[Stored records]
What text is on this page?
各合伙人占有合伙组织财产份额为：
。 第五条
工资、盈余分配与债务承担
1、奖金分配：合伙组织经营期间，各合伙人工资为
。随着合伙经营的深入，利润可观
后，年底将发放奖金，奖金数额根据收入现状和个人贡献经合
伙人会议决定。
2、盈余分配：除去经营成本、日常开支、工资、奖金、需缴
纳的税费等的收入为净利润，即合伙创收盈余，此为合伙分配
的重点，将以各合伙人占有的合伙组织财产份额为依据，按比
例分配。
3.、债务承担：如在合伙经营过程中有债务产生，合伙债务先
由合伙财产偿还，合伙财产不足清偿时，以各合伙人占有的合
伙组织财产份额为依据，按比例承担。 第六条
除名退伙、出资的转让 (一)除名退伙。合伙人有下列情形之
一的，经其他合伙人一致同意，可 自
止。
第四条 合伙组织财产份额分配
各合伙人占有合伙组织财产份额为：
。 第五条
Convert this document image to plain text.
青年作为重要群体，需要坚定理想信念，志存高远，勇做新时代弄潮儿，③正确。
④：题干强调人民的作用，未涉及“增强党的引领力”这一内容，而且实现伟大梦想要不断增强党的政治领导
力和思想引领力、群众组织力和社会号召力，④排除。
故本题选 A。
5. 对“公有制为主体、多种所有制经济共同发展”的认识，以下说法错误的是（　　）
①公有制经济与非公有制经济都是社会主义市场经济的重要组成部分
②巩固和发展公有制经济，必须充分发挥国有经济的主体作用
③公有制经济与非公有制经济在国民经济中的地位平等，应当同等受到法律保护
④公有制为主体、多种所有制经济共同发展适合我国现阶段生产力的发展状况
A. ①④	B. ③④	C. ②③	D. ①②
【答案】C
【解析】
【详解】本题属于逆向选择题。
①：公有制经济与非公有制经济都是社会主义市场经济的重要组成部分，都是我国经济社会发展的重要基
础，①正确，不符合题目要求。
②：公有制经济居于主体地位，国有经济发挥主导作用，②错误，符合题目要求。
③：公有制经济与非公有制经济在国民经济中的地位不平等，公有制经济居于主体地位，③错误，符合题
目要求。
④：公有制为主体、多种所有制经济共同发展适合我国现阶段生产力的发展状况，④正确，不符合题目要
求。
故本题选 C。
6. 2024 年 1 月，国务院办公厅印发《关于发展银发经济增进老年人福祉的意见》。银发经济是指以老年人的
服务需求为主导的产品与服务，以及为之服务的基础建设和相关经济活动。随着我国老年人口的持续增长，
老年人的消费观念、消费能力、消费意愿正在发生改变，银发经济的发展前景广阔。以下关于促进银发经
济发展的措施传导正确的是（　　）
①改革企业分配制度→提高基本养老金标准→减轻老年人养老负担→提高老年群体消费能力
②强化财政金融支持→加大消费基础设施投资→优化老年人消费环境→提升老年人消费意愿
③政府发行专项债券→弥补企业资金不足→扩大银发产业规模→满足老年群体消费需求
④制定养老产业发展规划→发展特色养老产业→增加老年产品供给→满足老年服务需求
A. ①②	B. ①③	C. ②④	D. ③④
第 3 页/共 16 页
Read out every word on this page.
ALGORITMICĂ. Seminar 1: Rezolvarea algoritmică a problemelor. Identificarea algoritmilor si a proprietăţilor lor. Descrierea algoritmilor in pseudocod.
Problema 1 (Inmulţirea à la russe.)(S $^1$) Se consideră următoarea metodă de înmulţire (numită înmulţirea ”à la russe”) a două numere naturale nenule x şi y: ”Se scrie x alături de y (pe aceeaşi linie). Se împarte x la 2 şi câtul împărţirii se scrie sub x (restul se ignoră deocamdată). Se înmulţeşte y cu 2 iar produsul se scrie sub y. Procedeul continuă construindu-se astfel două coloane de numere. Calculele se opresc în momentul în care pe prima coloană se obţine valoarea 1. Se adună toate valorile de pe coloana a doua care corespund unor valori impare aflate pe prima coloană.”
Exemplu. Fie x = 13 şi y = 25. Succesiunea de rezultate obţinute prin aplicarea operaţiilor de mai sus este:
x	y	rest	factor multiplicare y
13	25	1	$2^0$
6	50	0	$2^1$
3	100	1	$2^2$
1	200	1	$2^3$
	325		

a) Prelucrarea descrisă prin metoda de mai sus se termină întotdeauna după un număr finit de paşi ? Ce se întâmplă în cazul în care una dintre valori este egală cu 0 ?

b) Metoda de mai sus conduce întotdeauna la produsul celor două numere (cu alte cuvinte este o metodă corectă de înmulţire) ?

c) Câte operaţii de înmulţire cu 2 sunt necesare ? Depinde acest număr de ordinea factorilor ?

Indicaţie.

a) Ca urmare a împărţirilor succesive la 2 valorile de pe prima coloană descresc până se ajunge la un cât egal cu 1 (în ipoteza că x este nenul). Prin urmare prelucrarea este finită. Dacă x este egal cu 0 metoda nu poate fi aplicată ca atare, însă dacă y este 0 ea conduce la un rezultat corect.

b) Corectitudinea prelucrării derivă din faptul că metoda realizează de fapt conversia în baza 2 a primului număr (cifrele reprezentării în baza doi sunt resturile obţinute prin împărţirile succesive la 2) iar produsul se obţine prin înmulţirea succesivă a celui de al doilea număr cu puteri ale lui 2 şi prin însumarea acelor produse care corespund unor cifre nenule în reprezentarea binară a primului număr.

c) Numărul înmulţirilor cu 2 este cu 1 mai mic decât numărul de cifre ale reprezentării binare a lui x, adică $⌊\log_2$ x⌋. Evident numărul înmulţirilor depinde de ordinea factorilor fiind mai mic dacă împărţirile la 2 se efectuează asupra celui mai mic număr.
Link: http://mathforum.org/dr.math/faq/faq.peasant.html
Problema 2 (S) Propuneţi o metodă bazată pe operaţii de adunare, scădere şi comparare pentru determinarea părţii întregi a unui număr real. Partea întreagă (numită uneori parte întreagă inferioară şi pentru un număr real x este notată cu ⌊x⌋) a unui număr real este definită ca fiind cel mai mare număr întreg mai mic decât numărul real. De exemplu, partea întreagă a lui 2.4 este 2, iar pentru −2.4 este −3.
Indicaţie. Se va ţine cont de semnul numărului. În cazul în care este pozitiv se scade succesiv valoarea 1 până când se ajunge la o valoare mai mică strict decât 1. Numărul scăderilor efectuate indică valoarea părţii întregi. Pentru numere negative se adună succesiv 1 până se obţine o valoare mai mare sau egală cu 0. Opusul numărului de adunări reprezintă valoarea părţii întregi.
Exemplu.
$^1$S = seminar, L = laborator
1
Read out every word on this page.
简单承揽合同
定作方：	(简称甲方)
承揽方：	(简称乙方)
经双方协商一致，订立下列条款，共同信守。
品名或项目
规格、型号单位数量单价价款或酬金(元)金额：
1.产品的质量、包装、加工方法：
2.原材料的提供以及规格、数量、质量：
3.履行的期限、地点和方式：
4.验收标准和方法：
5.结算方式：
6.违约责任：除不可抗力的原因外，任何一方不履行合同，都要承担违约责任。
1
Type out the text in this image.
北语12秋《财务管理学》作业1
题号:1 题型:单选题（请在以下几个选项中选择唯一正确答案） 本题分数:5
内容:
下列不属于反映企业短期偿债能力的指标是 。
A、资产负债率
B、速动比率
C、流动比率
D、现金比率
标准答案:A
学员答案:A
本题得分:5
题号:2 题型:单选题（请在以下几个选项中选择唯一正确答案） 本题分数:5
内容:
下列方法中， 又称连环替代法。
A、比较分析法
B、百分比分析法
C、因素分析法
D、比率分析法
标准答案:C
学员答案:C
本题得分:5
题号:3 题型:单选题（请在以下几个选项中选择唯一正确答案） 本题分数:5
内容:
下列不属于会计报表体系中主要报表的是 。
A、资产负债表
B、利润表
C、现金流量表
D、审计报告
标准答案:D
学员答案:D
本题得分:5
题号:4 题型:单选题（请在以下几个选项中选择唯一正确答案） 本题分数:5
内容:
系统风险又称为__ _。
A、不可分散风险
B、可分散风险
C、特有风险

Exercise objective: Gather all lines where the word "cazul" appears.

Full solution:
a) Prelucrarea descrisă prin metoda de mai sus se termină întotdeauna după un număr finit de paşi ? Ce se întâmplă în cazul în care una dintre valori este egală cu 0 ?
Indicaţie. Se va ţine cont de semnul numărului. În cazul în care este pozitiv se scade succesiv valoarea 1 până când se ajunge la o valoare mai mică strict decât 1. Numărul scăderilor efectuate indică valoarea părţii întregi. Pentru numere negative se adună succesiv 1 până se obţine o valoare mai mare sau egală cu 0. Opusul numărului de adunări reprezintă valoarea părţii întregi.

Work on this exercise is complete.